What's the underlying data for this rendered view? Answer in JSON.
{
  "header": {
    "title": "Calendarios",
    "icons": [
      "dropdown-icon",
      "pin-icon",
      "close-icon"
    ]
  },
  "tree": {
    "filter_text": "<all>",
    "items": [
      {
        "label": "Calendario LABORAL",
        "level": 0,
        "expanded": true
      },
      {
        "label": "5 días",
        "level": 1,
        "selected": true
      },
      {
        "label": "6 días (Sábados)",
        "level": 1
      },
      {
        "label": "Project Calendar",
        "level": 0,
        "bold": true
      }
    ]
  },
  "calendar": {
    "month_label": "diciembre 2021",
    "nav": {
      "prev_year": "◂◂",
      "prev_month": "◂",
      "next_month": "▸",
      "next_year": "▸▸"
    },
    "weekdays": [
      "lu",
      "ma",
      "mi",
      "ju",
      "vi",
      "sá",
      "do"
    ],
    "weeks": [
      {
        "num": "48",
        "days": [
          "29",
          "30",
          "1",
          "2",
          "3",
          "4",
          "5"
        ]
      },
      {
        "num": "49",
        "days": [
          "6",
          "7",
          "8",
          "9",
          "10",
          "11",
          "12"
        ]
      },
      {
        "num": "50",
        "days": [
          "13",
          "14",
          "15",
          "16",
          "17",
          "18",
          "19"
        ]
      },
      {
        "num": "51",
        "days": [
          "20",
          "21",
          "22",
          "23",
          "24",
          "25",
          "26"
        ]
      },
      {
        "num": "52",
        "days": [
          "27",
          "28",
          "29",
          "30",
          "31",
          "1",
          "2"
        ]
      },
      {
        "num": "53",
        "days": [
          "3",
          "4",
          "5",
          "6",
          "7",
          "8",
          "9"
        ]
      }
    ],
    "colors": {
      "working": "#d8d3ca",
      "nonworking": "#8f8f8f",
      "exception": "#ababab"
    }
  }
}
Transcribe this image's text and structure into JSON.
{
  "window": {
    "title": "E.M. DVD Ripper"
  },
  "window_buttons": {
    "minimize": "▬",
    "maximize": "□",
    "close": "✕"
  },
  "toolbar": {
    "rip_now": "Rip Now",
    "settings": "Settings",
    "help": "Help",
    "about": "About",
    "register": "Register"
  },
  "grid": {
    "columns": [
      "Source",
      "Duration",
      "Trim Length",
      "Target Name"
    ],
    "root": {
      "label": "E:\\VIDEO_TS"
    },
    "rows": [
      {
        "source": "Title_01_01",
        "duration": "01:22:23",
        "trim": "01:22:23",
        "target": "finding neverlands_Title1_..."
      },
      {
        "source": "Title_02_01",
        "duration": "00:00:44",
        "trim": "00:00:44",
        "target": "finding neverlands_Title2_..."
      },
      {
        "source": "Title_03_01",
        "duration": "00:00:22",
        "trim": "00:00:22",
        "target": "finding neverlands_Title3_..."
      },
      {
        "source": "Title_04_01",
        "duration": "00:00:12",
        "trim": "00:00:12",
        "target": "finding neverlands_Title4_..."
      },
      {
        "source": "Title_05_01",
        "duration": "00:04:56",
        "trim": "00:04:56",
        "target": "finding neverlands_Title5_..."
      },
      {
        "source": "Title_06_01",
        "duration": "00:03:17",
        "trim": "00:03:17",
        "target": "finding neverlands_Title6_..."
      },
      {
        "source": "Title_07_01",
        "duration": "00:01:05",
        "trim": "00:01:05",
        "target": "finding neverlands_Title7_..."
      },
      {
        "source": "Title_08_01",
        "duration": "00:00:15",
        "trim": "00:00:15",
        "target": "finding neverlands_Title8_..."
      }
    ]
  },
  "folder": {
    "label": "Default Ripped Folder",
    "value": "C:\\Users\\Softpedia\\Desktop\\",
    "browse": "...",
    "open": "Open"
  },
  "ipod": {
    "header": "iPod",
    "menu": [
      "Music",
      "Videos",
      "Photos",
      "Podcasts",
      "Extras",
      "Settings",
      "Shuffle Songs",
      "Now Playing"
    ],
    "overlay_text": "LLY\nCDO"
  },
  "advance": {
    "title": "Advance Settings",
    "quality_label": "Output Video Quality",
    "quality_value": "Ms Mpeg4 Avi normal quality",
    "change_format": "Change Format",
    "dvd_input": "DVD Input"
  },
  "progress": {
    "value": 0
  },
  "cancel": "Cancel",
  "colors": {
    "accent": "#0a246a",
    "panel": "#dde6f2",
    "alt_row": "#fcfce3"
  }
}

◆ ◆ ◆ ◆

=== Problem description ===
Restate each entry exactly, skipping none.

=== Final result ===
What's the underlying data for this rendered view? Answer in JSON.
{
  "header": {
    "title": "Calendarios",
    "icons": [
      "dropdown-icon",
      "pin-icon",
      "close-icon"
    ]
  },
  "tree": {
    "filter_text": "<all>",
    "items": [
      {
        "label": "Calendario LABORAL",
        "level": 0,
        "expanded": true
      },
      {
        "label": "5 días",
        "level": 1,
        "selected": true
      },
      {
        "label": "6 días (Sábados)",
        "level": 1
      },
      {
        "label": "Project Calendar",
        "level": 0,
        "bold": true
      }
    ]
  },
  "calendar": {
    "month_label": "diciembre 2021",
    "nav": {
      "prev_year": "◂◂",
      "prev_month": "◂",
      "next_month": "▸",
      "next_year": "▸▸"
    },
    "weekdays": [
      "lu",
      "ma",
      "mi",
      "ju",
      "vi",
      "sá",
      "do"
    ],
    "weeks": [
      {
        "num": "48",
        "days": [
          "29",
          "30",
          "1",
          "2",
          "3",
          "4",
          "5"
        ]
      },
      {
        "num": "49",
        "days": [
          "6",
          "7",
          "8",
          "9",
          "10",
          "11",
          "12"
        ]
      },
      {
        "num": "50",
        "days": [
          "13",
          "14",
          "15",
          "16",
          "17",
          "18",
          "19"
        ]
      },
      {
        "num": "51",
        "days": [
          "20",
          "21",
          "22",
          "23",
          "24",
          "25",
          "26"
        ]
      },
      {
        "num": "52",
        "days": [
          "27",
          "28",
          "29",
          "30",
          "31",
          "1",
          "2"
        ]
      },
      {
        "num": "53",
        "days": [
          "3",
          "4",
          "5",
          "6",
          "7",
          "8",
          "9"
        ]
      }
    ],
    "colors": {
      "working": "#d8d3ca",
      "nonworking": "#8f8f8f",
      "exception": "#ababab"
    }
  }
}
Transcribe this image's text and structure into JSON.
{
  "window": {
    "title": "E.M. DVD Ripper"
  },
  "window_buttons": {
    "minimize": "▬",
    "maximize": "□",
    "close": "✕"
  },
  "toolbar": {
    "rip_now": "Rip Now",
    "settings": "Settings",
    "help": "Help",
    "about": "About",
    "register": "Register"
  },
  "grid": {
    "columns": [
      "Source",
      "Duration",
      "Trim Length",
      "Target Name"
    ],
    "root": {
      "label": "E:\\VIDEO_TS"
    },
    "rows": [
      {
        "source": "Title_01_01",
        "duration": "01:22:23",
        "trim": "01:22:23",
        "target": "finding neverlands_Title1_..."
      },
      {
        "source": "Title_02_01",
        "duration": "00:00:44",
        "trim": "00:00:44",
        "target": "finding neverlands_Title2_..."
      },
      {
        "source": "Title_03_01",
        "duration": "00:00:22",
        "trim": "00:00:22",
        "target": "finding neverlands_Title3_..."
      },
      {
        "source": "Title_04_01",
        "duration": "00:00:12",
        "trim": "00:00:12",
        "target": "finding neverlands_Title4_..."
      },
      {
        "source": "Title_05_01",
        "duration": "00:04:56",
        "trim": "00:04:56",
        "target": "finding neverlands_Title5_..."
      },
      {
        "source": "Title_06_01",
        "duration": "00:03:17",
        "trim": "00:03:17",
        "target": "finding neverlands_Title6_..."
      },
      {
        "source": "Title_07_01",
        "duration": "00:01:05",
        "trim": "00:01:05",
        "target": "finding neverlands_Title7_..."
      },
      {
        "source": "Title_08_01",
        "duration": "00:00:15",
        "trim": "00:00:15",
        "target": "finding neverlands_Title8_..."
      }
    ]
  },
  "folder": {
    "label": "Default Ripped Folder",
    "value": "C:\\Users\\Softpedia\\Desktop\\",
    "browse": "...",
    "open": "Open"
  },
  "ipod": {
    "header": "iPod",
    "menu": [
      "Music",
      "Videos",
      "Photos",
      "Podcasts",
      "Extras",
      "Settings",
      "Shuffle Songs",
      "Now Playing"
    ],
    "overlay_text": "LLY\nCDO"
  },
  "advance": {
    "title": "Advance Settings",
    "quality_label": "Output Video Quality",
    "quality_value": "Ms Mpeg4 Avi normal quality",
    "change_format": "Change Format",
    "dvd_input": "DVD Input"
  },
  "progress": {
    "value": 0
  },
  "cancel": "Cancel",
  "colors": {
    "accent": "#0a246a",
    "panel": "#dde6f2",
    "alt_row": "#fcfce3"
  }
}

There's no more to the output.